Exercise: Identify all lines below that hold "verified" and collect them.

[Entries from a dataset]
_____

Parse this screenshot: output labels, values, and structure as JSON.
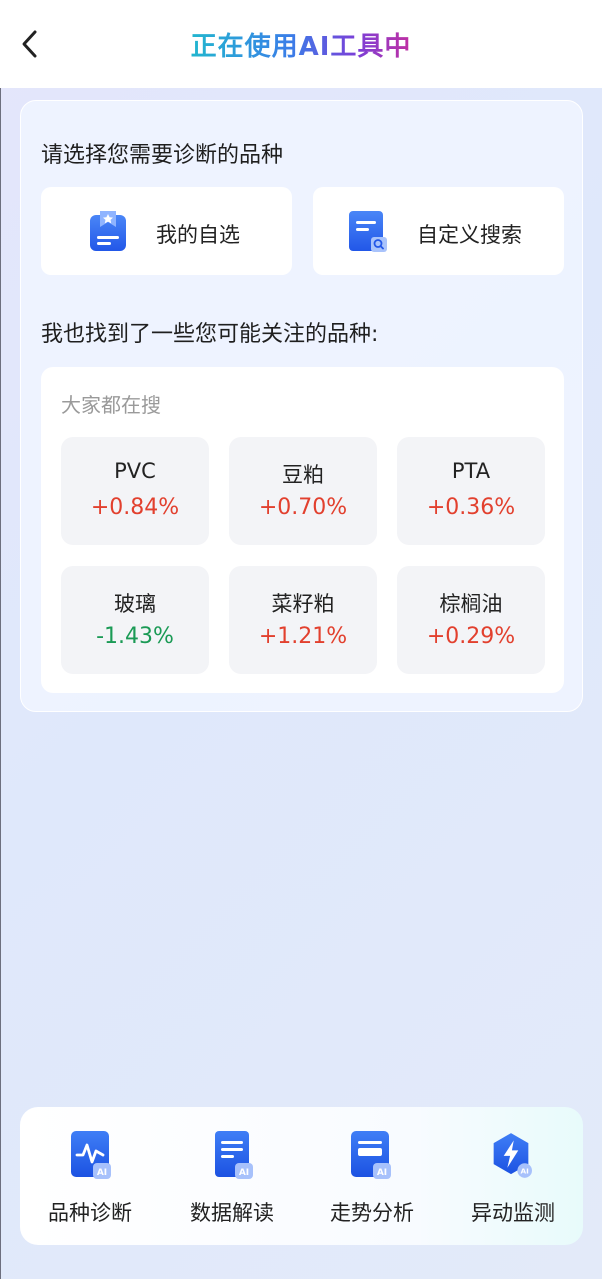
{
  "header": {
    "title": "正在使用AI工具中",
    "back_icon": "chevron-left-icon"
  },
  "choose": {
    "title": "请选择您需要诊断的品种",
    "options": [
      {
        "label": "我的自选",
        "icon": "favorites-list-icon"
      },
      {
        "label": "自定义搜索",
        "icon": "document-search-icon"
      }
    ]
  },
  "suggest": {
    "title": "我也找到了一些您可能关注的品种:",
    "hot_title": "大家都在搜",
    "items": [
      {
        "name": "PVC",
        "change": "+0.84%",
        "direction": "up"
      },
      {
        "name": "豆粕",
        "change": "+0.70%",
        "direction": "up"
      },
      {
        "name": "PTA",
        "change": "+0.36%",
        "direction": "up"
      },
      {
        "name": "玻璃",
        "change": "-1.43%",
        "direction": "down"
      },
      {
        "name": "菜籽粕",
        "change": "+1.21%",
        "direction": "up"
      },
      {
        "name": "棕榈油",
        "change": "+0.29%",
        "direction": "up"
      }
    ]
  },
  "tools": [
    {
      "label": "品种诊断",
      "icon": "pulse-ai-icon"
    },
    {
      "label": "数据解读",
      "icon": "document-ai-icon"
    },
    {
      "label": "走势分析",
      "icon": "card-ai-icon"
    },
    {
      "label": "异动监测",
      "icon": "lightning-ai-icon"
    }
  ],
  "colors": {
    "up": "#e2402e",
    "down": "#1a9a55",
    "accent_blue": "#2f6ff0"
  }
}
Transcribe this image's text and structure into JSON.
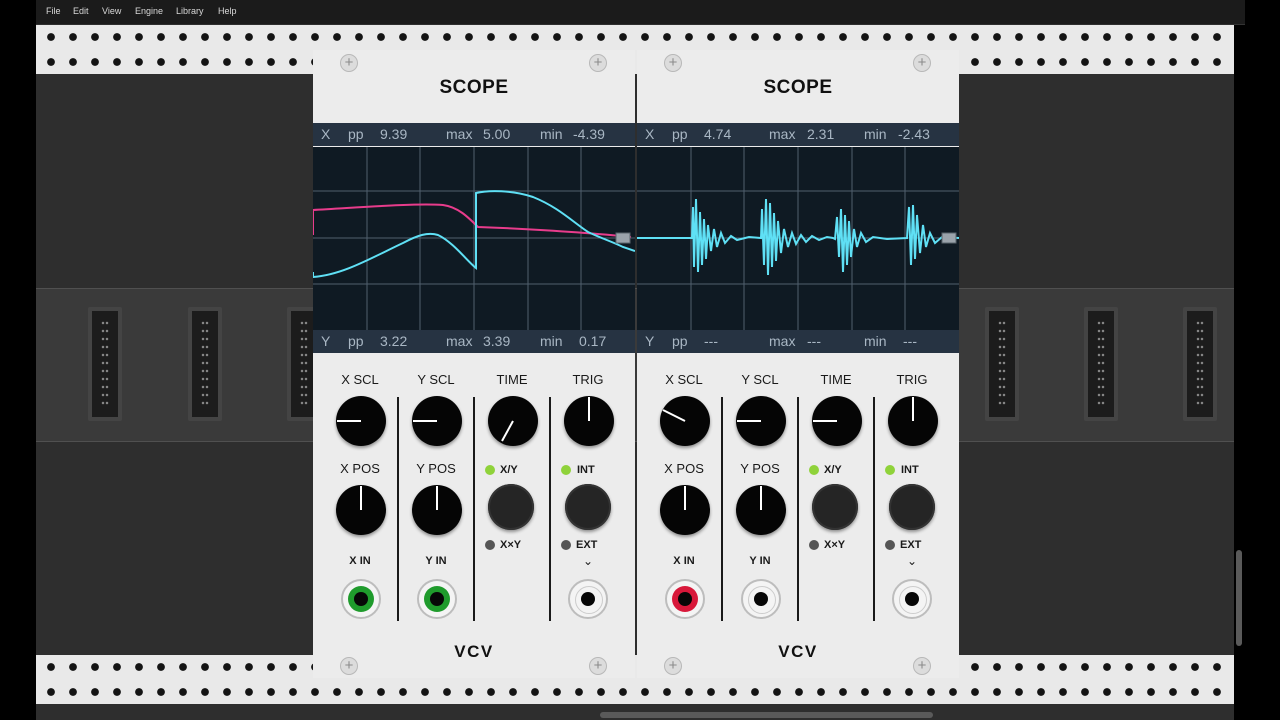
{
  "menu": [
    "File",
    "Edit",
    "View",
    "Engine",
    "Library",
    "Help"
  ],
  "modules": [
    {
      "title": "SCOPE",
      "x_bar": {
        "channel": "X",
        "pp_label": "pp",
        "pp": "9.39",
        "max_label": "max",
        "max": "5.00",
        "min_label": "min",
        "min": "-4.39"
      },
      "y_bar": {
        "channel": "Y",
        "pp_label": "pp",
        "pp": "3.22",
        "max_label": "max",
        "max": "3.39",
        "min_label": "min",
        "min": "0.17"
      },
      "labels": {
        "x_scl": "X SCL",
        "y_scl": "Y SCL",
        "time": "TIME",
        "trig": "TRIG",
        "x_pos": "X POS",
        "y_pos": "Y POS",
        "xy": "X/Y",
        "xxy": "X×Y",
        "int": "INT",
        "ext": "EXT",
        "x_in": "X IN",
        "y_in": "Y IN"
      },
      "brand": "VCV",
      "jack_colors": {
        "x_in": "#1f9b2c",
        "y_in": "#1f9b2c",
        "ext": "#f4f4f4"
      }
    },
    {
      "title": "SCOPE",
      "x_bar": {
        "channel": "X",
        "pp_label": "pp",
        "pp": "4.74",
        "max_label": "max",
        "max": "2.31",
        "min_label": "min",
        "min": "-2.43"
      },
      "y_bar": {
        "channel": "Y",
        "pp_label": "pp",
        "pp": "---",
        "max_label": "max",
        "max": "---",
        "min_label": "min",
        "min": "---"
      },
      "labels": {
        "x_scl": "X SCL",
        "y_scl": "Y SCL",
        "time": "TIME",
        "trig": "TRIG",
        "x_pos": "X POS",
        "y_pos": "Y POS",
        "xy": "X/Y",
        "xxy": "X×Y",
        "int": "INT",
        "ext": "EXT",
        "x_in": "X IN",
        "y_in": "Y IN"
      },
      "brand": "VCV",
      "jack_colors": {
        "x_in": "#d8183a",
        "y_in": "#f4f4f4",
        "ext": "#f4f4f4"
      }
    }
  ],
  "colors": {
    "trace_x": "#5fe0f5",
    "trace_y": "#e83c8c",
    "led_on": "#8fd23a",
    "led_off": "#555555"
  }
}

_____

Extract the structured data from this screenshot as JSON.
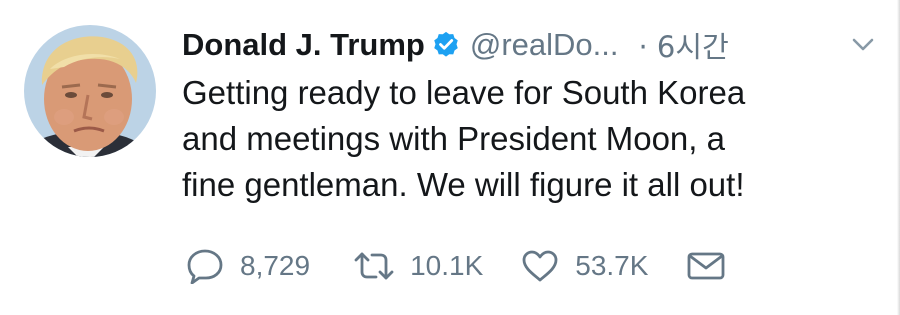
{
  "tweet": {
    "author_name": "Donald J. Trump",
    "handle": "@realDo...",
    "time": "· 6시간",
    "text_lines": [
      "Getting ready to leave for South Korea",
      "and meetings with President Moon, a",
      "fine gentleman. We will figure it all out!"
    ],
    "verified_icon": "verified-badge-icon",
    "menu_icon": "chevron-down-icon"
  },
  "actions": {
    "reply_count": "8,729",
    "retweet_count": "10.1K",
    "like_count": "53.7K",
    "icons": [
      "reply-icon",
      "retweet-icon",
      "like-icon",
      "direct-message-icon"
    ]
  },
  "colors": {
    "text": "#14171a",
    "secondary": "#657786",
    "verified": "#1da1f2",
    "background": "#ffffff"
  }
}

_____

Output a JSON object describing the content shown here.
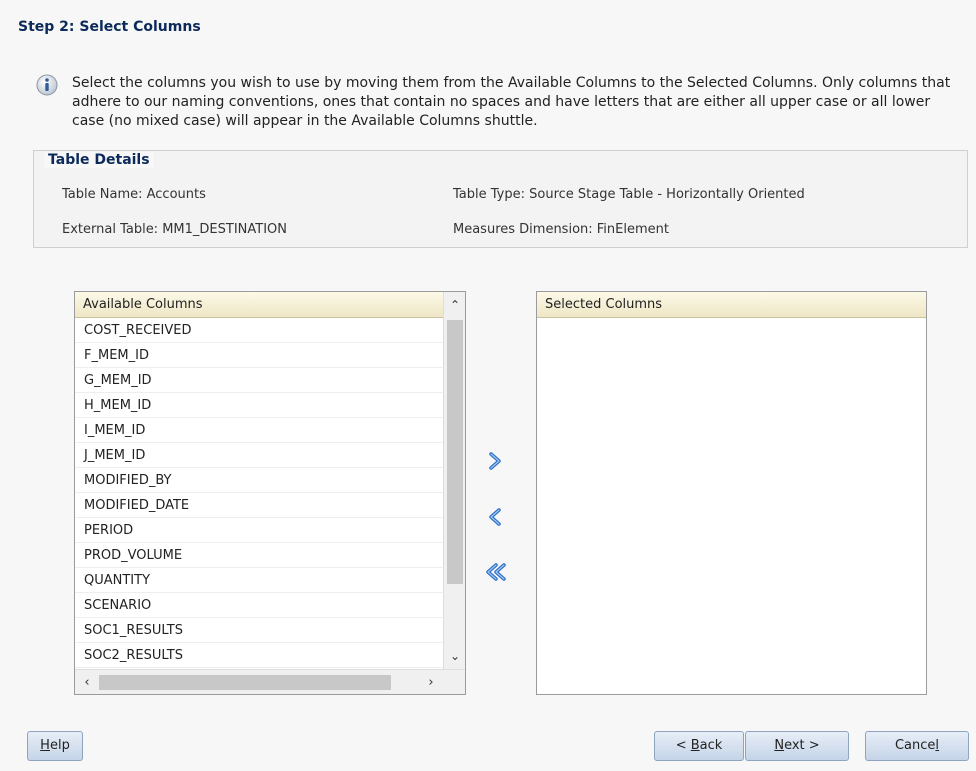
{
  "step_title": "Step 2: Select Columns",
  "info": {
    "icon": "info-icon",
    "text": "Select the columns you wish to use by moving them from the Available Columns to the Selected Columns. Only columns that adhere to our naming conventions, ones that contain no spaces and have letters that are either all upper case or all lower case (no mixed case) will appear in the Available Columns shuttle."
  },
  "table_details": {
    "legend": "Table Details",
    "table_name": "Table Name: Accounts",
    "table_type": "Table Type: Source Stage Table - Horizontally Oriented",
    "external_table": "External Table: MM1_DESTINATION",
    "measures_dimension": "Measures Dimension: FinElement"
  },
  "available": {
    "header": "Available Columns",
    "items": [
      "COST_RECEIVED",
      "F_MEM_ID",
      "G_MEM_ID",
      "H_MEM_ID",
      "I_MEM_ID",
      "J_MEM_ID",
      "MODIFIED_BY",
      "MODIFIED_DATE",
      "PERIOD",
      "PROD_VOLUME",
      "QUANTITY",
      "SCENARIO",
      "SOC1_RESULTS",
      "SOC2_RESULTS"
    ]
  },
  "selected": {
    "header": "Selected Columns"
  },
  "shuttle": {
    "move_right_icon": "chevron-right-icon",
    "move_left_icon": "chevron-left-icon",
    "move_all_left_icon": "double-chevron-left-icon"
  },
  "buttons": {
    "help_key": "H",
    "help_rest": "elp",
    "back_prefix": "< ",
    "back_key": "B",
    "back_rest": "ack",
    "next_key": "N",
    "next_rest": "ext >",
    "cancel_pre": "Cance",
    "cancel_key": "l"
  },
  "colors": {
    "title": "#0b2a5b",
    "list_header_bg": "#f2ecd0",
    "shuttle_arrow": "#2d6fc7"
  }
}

_____

Exercise response:
    "verified_icon": "verified-badge-icon",
    "verified": "#1da1f2",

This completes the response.